Problem to solve | Return all of the lines below exactly as they are.
Start of Information given
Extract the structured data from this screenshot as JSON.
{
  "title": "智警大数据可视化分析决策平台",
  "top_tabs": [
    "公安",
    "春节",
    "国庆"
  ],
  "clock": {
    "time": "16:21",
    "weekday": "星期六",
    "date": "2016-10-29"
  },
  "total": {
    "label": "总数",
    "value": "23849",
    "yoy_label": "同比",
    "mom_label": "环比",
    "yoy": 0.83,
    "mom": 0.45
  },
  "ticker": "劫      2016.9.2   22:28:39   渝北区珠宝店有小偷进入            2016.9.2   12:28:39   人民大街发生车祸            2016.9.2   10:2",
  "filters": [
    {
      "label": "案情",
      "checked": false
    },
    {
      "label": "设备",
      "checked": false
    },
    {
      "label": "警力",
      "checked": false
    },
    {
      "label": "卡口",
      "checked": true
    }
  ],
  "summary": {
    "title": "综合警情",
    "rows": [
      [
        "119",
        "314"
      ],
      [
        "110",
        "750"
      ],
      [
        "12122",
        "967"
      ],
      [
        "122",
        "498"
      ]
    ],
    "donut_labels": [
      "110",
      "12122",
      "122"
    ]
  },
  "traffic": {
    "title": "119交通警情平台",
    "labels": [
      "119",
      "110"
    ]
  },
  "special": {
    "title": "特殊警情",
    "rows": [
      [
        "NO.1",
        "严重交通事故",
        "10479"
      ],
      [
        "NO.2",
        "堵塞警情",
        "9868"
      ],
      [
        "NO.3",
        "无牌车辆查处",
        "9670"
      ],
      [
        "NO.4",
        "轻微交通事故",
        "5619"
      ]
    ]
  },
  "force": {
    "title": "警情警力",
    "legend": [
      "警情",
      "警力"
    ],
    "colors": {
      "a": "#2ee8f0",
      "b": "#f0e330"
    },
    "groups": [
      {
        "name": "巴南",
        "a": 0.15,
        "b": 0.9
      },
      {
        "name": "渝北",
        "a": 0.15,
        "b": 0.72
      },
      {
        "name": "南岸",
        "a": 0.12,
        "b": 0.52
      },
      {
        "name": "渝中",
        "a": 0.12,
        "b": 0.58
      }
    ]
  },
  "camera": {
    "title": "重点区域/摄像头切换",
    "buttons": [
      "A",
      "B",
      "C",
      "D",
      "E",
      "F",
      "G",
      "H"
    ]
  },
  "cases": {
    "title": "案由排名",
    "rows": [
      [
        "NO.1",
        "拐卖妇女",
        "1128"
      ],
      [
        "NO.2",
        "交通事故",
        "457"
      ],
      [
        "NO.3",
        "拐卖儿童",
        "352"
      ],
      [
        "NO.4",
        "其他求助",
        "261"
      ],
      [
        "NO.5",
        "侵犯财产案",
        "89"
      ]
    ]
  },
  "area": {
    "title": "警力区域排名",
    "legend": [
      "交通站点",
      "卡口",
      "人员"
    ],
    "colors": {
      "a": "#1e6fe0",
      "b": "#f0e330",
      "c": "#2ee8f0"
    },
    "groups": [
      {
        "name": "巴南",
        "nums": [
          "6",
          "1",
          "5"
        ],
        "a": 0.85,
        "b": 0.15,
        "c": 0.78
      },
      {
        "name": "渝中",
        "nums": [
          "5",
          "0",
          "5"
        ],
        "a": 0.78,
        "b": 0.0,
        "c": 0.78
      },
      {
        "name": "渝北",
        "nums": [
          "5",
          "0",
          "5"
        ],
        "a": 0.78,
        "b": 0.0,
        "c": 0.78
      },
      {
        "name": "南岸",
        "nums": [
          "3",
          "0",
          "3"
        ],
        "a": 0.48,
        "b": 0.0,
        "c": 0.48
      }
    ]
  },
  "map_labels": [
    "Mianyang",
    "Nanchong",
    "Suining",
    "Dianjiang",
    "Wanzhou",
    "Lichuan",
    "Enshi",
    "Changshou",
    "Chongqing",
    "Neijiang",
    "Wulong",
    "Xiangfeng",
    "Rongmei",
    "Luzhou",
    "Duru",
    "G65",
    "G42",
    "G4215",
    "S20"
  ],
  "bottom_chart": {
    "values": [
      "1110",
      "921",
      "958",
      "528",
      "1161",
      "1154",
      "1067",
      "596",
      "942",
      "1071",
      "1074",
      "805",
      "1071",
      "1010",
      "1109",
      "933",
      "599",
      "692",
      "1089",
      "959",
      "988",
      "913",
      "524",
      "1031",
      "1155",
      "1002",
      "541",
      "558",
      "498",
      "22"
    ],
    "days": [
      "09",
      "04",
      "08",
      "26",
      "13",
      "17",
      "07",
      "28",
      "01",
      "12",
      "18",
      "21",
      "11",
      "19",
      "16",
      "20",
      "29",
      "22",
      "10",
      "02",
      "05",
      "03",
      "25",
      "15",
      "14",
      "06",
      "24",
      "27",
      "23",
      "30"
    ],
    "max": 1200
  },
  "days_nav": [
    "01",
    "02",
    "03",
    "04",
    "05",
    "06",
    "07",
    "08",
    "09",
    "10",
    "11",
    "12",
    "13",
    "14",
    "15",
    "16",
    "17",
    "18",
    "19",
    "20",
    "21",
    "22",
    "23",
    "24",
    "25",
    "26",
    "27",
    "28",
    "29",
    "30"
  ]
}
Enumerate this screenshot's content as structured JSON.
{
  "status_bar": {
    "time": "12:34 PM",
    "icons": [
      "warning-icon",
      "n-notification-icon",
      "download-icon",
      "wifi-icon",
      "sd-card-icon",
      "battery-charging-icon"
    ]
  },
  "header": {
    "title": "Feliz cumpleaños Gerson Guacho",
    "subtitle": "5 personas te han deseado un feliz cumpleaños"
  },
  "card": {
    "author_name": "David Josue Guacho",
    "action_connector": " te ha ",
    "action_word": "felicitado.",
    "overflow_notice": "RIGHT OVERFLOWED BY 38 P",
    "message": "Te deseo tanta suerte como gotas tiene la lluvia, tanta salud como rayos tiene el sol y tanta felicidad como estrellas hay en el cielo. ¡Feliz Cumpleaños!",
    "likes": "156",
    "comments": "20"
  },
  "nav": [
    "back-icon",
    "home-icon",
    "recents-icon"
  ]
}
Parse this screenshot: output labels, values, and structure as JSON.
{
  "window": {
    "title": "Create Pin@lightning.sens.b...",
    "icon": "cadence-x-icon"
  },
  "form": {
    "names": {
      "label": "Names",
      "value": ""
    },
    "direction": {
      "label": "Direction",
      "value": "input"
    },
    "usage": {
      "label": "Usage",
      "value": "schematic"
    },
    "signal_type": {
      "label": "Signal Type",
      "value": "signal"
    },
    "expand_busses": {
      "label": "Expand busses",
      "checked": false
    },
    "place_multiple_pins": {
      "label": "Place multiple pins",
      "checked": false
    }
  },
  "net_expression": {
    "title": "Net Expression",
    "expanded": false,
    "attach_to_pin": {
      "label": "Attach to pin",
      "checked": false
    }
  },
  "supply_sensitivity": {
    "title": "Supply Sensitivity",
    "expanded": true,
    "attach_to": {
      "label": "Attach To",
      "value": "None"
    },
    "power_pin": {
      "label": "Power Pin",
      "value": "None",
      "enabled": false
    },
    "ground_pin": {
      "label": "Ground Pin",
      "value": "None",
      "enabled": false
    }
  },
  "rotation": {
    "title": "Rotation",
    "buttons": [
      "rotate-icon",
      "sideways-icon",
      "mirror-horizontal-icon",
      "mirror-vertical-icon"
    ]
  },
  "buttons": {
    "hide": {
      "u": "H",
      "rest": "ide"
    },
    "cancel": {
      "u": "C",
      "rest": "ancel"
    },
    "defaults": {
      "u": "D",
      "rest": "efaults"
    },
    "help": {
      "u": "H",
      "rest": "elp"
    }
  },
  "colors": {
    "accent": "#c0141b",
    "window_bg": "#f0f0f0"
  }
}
End of Information given
Solution to this task |
Extract the structured data from this screenshot as JSON.
{
  "title": "智警大数据可视化分析决策平台",
  "top_tabs": [
    "公安",
    "春节",
    "国庆"
  ],
  "clock": {
    "time": "16:21",
    "weekday": "星期六",
    "date": "2016-10-29"
  },
  "total": {
    "label": "总数",
    "value": "23849",
    "yoy_label": "同比",
    "mom_label": "环比",
    "yoy": 0.83,
    "mom": 0.45
  },
  "ticker": "劫      2016.9.2   22:28:39   渝北区珠宝店有小偷进入            2016.9.2   12:28:39   人民大街发生车祸            2016.9.2   10:2",
  "filters": [
    {
      "label": "案情",
      "checked": false
    },
    {
      "label": "设备",
      "checked": false
    },
    {
      "label": "警力",
      "checked": false
    },
    {
      "label": "卡口",
      "checked": true
    }
  ],
  "summary": {
    "title": "综合警情",
    "rows": [
      [
        "119",
        "314"
      ],
      [
        "110",
        "750"
      ],
      [
        "12122",
        "967"
      ],
      [
        "122",
        "498"
      ]
    ],
    "donut_labels": [
      "110",
      "12122",
      "122"
    ]
  },
  "traffic": {
    "title": "119交通警情平台",
    "labels": [
      "119",
      "110"
    ]
  },
  "special": {
    "title": "特殊警情",
    "rows": [
      [
        "NO.1",
        "严重交通事故",
        "10479"
      ],
      [
        "NO.2",
        "堵塞警情",
        "9868"
      ],
      [
        "NO.3",
        "无牌车辆查处",
        "9670"
      ],
      [
        "NO.4",
        "轻微交通事故",
        "5619"
      ]
    ]
  },
  "force": {
    "title": "警情警力",
    "legend": [
      "警情",
      "警力"
    ],
    "colors": {
      "a": "#2ee8f0",
      "b": "#f0e330"
    },
    "groups": [
      {
        "name": "巴南",
        "a": 0.15,
        "b": 0.9
      },
      {
        "name": "渝北",
        "a": 0.15,
        "b": 0.72
      },
      {
        "name": "南岸",
        "a": 0.12,
        "b": 0.52
      },
      {
        "name": "渝中",
        "a": 0.12,
        "b": 0.58
      }
    ]
  },
  "camera": {
    "title": "重点区域/摄像头切换",
    "buttons": [
      "A",
      "B",
      "C",
      "D",
      "E",
      "F",
      "G",
      "H"
    ]
  },
  "cases": {
    "title": "案由排名",
    "rows": [
      [
        "NO.1",
        "拐卖妇女",
        "1128"
      ],
      [
        "NO.2",
        "交通事故",
        "457"
      ],
      [
        "NO.3",
        "拐卖儿童",
        "352"
      ],
      [
        "NO.4",
        "其他求助",
        "261"
      ],
      [
        "NO.5",
        "侵犯财产案",
        "89"
      ]
    ]
  },
  "area": {
    "title": "警力区域排名",
    "legend": [
      "交通站点",
      "卡口",
      "人员"
    ],
    "colors": {
      "a": "#1e6fe0",
      "b": "#f0e330",
      "c": "#2ee8f0"
    },
    "groups": [
      {
        "name": "巴南",
        "nums": [
          "6",
          "1",
          "5"
        ],
        "a": 0.85,
        "b": 0.15,
        "c": 0.78
      },
      {
        "name": "渝中",
        "nums": [
          "5",
          "0",
          "5"
        ],
        "a": 0.78,
        "b": 0.0,
        "c": 0.78
      },
      {
        "name": "渝北",
        "nums": [
          "5",
          "0",
          "5"
        ],
        "a": 0.78,
        "b": 0.0,
        "c": 0.78
      },
      {
        "name": "南岸",
        "nums": [
          "3",
          "0",
          "3"
        ],
        "a": 0.48,
        "b": 0.0,
        "c": 0.48
      }
    ]
  },
  "map_labels": [
    "Mianyang",
    "Nanchong",
    "Suining",
    "Dianjiang",
    "Wanzhou",
    "Lichuan",
    "Enshi",
    "Changshou",
    "Chongqing",
    "Neijiang",
    "Wulong",
    "Xiangfeng",
    "Rongmei",
    "Luzhou",
    "Duru",
    "G65",
    "G42",
    "G4215",
    "S20"
  ],
  "bottom_chart": {
    "values": [
      "1110",
      "921",
      "958",
      "528",
      "1161",
      "1154",
      "1067",
      "596",
      "942",
      "1071",
      "1074",
      "805",
      "1071",
      "1010",
      "1109",
      "933",
      "599",
      "692",
      "1089",
      "959",
      "988",
      "913",
      "524",
      "1031",
      "1155",
      "1002",
      "541",
      "558",
      "498",
      "22"
    ],
    "days": [
      "09",
      "04",
      "08",
      "26",
      "13",
      "17",
      "07",
      "28",
      "01",
      "12",
      "18",
      "21",
      "11",
      "19",
      "16",
      "20",
      "29",
      "22",
      "10",
      "02",
      "05",
      "03",
      "25",
      "15",
      "14",
      "06",
      "24",
      "27",
      "23",
      "30"
    ],
    "max": 1200
  },
  "days_nav": [
    "01",
    "02",
    "03",
    "04",
    "05",
    "06",
    "07",
    "08",
    "09",
    "10",
    "11",
    "12",
    "13",
    "14",
    "15",
    "16",
    "17",
    "18",
    "19",
    "20",
    "21",
    "22",
    "23",
    "24",
    "25",
    "26",
    "27",
    "28",
    "29",
    "30"
  ]
}
Enumerate this screenshot's content as structured JSON.
{
  "status_bar": {
    "time": "12:34 PM",
    "icons": [
      "warning-icon",
      "n-notification-icon",
      "download-icon",
      "wifi-icon",
      "sd-card-icon",
      "battery-charging-icon"
    ]
  },
  "header": {
    "title": "Feliz cumpleaños Gerson Guacho",
    "subtitle": "5 personas te han deseado un feliz cumpleaños"
  },
  "card": {
    "author_name": "David Josue Guacho",
    "action_connector": " te ha ",
    "action_word": "felicitado.",
    "overflow_notice": "RIGHT OVERFLOWED BY 38 P",
    "message": "Te deseo tanta suerte como gotas tiene la lluvia, tanta salud como rayos tiene el sol y tanta felicidad como estrellas hay en el cielo. ¡Feliz Cumpleaños!",
    "likes": "156",
    "comments": "20"
  },
  "nav": [
    "back-icon",
    "home-icon",
    "recents-icon"
  ]
}
Parse this screenshot: output labels, values, and structure as JSON.
{
  "window": {
    "title": "Create Pin@lightning.sens.b...",
    "icon": "cadence-x-icon"
  },
  "form": {
    "names": {
      "label": "Names",
      "value": ""
    },
    "direction": {
      "label": "Direction",
      "value": "input"
    },
    "usage": {
      "label": "Usage",
      "value": "schematic"
    },
    "signal_type": {
      "label": "Signal Type",
      "value": "signal"
    },
    "expand_busses": {
      "label": "Expand busses",
      "checked": false
    },
    "place_multiple_pins": {
      "label": "Place multiple pins",
      "checked": false
    }
  },
  "net_expression": {
    "title": "Net Expression",
    "expanded": false,
    "attach_to_pin": {
      "label": "Attach to pin",
      "checked": false
    }
  },
  "supply_sensitivity": {
    "title": "Supply Sensitivity",
    "expanded": true,
    "attach_to": {
      "label": "Attach To",
      "value": "None"
    },
    "power_pin": {
      "label": "Power Pin",
      "value": "None",
      "enabled": false
    },
    "ground_pin": {
      "label": "Ground Pin",
      "value": "None",
      "enabled": false
    }
  },
  "rotation": {
    "title": "Rotation",
    "buttons": [
      "rotate-icon",
      "sideways-icon",
      "mirror-horizontal-icon",
      "mirror-vertical-icon"
    ]
  },
  "buttons": {
    "hide": {
      "u": "H",
      "rest": "ide"
    },
    "cancel": {
      "u": "C",
      "rest": "ancel"
    },
    "defaults": {
      "u": "D",
      "rest": "efaults"
    },
    "help": {
      "u": "H",
      "rest": "elp"
    }
  },
  "colors": {
    "accent": "#c0141b",
    "window_bg": "#f0f0f0"
  }
}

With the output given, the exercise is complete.